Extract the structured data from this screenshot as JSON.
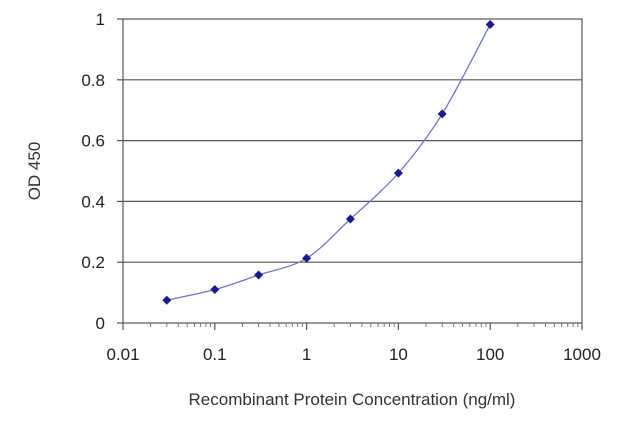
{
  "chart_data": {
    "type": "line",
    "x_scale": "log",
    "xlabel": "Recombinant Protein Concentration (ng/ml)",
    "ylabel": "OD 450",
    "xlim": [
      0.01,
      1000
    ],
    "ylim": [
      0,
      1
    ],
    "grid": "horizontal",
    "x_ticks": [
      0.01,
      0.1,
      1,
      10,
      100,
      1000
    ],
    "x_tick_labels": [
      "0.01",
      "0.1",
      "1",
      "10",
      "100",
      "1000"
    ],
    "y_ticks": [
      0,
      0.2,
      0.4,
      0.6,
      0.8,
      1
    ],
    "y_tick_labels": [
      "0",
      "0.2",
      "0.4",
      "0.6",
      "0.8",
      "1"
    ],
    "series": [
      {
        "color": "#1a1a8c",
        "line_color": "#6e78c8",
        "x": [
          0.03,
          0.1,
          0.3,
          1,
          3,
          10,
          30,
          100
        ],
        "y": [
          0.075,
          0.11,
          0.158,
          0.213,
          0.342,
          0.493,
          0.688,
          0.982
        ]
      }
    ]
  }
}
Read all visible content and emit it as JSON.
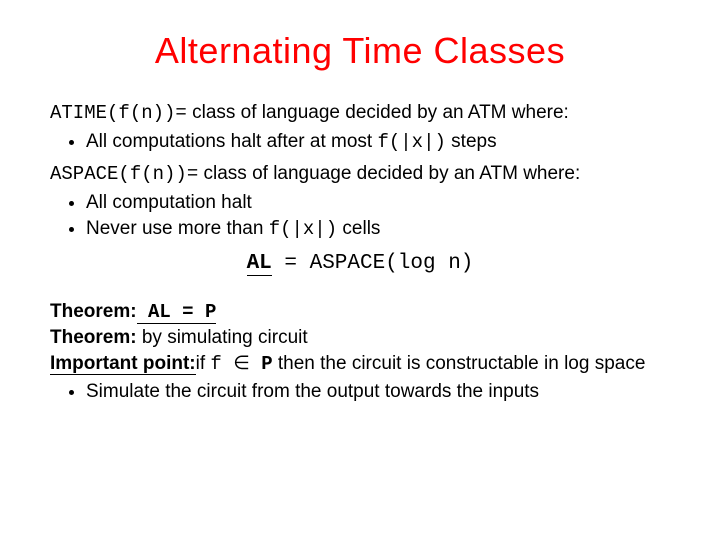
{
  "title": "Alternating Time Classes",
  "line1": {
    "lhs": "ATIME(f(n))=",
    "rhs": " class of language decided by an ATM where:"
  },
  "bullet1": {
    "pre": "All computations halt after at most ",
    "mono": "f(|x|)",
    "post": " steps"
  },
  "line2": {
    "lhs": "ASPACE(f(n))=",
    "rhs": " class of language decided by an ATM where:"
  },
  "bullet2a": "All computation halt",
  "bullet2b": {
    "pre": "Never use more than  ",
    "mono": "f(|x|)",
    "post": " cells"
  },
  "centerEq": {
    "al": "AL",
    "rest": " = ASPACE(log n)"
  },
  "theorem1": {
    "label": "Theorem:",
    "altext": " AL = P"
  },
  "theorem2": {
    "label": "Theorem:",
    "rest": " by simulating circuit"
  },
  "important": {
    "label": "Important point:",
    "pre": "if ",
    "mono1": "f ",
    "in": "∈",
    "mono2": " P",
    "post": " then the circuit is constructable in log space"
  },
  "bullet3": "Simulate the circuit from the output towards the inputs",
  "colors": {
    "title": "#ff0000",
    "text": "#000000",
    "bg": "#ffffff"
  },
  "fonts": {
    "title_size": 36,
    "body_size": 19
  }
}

*EXERCISE DETAILS:*
Start to finish, write out the data above exactly, omitting all pictures.

*ANSWER:*
Extract the structured data from this screenshot as JSON.
{
  "chart_data": {
    "type": "line",
    "x_scale": "log",
    "xlabel": "Recombinant Protein Concentration (ng/ml)",
    "ylabel": "OD 450",
    "xlim": [
      0.01,
      1000
    ],
    "ylim": [
      0,
      1
    ],
    "grid": "horizontal",
    "x_ticks": [
      0.01,
      0.1,
      1,
      10,
      100,
      1000
    ],
    "x_tick_labels": [
      "0.01",
      "0.1",
      "1",
      "10",
      "100",
      "1000"
    ],
    "y_ticks": [
      0,
      0.2,
      0.4,
      0.6,
      0.8,
      1
    ],
    "y_tick_labels": [
      "0",
      "0.2",
      "0.4",
      "0.6",
      "0.8",
      "1"
    ],
    "series": [
      {
        "color": "#1a1a8c",
        "line_color": "#6e78c8",
        "x": [
          0.03,
          0.1,
          0.3,
          1,
          3,
          10,
          30,
          100
        ],
        "y": [
          0.075,
          0.11,
          0.158,
          0.213,
          0.342,
          0.493,
          0.688,
          0.982
        ]
      }
    ]
  }
}
Read all visible content and emit it as JSON.
{
  "title": "Alternating Time Classes",
  "line1": {
    "lhs": "ATIME(f(n))=",
    "rhs": " class of language decided by an ATM where:"
  },
  "bullet1": {
    "pre": "All computations halt after at most ",
    "mono": "f(|x|)",
    "post": " steps"
  },
  "line2": {
    "lhs": "ASPACE(f(n))=",
    "rhs": " class of language decided by an ATM where:"
  },
  "bullet2a": "All computation halt",
  "bullet2b": {
    "pre": "Never use more than  ",
    "mono": "f(|x|)",
    "post": " cells"
  },
  "centerEq": {
    "al": "AL",
    "rest": " = ASPACE(log n)"
  },
  "theorem1": {
    "label": "Theorem:",
    "altext": " AL = P"
  },
  "theorem2": {
    "label": "Theorem:",
    "rest": " by simulating circuit"
  },
  "important": {
    "label": "Important point:",
    "pre": "if ",
    "mono1": "f ",
    "in": "∈",
    "mono2": " P",
    "post": " then the circuit is constructable in log space"
  },
  "bullet3": "Simulate the circuit from the output towards the inputs",
  "colors": {
    "title": "#ff0000",
    "text": "#000000",
    "bg": "#ffffff"
  },
  "fonts": {
    "title_size": 36,
    "body_size": 19
  }
}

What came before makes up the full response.